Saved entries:

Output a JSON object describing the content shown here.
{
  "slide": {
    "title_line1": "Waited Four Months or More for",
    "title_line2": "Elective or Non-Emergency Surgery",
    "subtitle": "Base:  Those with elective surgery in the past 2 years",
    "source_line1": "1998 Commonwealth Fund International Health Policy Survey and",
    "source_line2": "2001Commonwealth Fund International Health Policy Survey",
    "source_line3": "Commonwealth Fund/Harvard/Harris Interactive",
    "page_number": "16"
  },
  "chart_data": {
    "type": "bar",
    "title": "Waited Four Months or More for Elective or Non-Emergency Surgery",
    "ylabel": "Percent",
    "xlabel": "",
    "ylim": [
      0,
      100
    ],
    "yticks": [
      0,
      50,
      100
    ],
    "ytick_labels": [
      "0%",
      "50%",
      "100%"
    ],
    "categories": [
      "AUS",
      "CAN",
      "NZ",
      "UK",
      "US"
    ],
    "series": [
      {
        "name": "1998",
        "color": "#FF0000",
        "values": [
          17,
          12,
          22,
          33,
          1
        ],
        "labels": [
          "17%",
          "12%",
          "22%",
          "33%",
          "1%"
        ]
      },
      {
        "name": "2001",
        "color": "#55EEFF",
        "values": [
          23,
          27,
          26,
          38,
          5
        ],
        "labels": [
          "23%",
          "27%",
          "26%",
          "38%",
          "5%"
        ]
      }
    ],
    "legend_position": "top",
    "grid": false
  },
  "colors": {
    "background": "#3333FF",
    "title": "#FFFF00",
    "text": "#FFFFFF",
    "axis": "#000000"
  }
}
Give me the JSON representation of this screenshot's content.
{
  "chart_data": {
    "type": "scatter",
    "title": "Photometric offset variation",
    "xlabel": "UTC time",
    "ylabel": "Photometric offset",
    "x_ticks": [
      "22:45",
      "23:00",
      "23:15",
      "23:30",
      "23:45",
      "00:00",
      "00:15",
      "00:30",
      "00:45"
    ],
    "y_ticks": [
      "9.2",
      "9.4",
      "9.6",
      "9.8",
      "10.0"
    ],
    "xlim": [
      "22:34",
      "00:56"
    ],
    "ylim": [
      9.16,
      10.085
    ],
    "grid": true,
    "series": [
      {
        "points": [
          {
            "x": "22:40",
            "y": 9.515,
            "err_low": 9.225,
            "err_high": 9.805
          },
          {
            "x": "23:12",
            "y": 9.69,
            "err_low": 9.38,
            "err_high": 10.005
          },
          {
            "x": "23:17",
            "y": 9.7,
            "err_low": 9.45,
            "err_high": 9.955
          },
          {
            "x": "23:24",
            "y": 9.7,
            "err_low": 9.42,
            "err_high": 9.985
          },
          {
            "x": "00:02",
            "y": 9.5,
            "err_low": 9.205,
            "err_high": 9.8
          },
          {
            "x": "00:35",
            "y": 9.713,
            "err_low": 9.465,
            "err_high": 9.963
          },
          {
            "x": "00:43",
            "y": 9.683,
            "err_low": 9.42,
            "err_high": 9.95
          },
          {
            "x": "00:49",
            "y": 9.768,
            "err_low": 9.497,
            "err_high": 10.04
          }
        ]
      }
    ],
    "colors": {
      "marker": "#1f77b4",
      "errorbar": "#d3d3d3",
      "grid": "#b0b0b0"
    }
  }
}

Task instructions: Copy down the whole of the data above, matching it exactly.

The output:
Output a JSON object describing the content shown here.
{
  "slide": {
    "title_line1": "Waited Four Months or More for",
    "title_line2": "Elective or Non-Emergency Surgery",
    "subtitle": "Base:  Those with elective surgery in the past 2 years",
    "source_line1": "1998 Commonwealth Fund International Health Policy Survey and",
    "source_line2": "2001Commonwealth Fund International Health Policy Survey",
    "source_line3": "Commonwealth Fund/Harvard/Harris Interactive",
    "page_number": "16"
  },
  "chart_data": {
    "type": "bar",
    "title": "Waited Four Months or More for Elective or Non-Emergency Surgery",
    "ylabel": "Percent",
    "xlabel": "",
    "ylim": [
      0,
      100
    ],
    "yticks": [
      0,
      50,
      100
    ],
    "ytick_labels": [
      "0%",
      "50%",
      "100%"
    ],
    "categories": [
      "AUS",
      "CAN",
      "NZ",
      "UK",
      "US"
    ],
    "series": [
      {
        "name": "1998",
        "color": "#FF0000",
        "values": [
          17,
          12,
          22,
          33,
          1
        ],
        "labels": [
          "17%",
          "12%",
          "22%",
          "33%",
          "1%"
        ]
      },
      {
        "name": "2001",
        "color": "#55EEFF",
        "values": [
          23,
          27,
          26,
          38,
          5
        ],
        "labels": [
          "23%",
          "27%",
          "26%",
          "38%",
          "5%"
        ]
      }
    ],
    "legend_position": "top",
    "grid": false
  },
  "colors": {
    "background": "#3333FF",
    "title": "#FFFF00",
    "text": "#FFFFFF",
    "axis": "#000000"
  }
}
Give me the JSON representation of this screenshot's content.
{
  "chart_data": {
    "type": "scatter",
    "title": "Photometric offset variation",
    "xlabel": "UTC time",
    "ylabel": "Photometric offset",
    "x_ticks": [
      "22:45",
      "23:00",
      "23:15",
      "23:30",
      "23:45",
      "00:00",
      "00:15",
      "00:30",
      "00:45"
    ],
    "y_ticks": [
      "9.2",
      "9.4",
      "9.6",
      "9.8",
      "10.0"
    ],
    "xlim": [
      "22:34",
      "00:56"
    ],
    "ylim": [
      9.16,
      10.085
    ],
    "grid": true,
    "series": [
      {
        "points": [
          {
            "x": "22:40",
            "y": 9.515,
            "err_low": 9.225,
            "err_high": 9.805
          },
          {
            "x": "23:12",
            "y": 9.69,
            "err_low": 9.38,
            "err_high": 10.005
          },
          {
            "x": "23:17",
            "y": 9.7,
            "err_low": 9.45,
            "err_high": 9.955
          },
          {
            "x": "23:24",
            "y": 9.7,
            "err_low": 9.42,
            "err_high": 9.985
          },
          {
            "x": "00:02",
            "y": 9.5,
            "err_low": 9.205,
            "err_high": 9.8
          },
          {
            "x": "00:35",
            "y": 9.713,
            "err_low": 9.465,
            "err_high": 9.963
          },
          {
            "x": "00:43",
            "y": 9.683,
            "err_low": 9.42,
            "err_high": 9.95
          },
          {
            "x": "00:49",
            "y": 9.768,
            "err_low": 9.497,
            "err_high": 10.04
          }
        ]
      }
    ],
    "colors": {
      "marker": "#1f77b4",
      "errorbar": "#d3d3d3",
      "grid": "#b0b0b0"
    }
  }
}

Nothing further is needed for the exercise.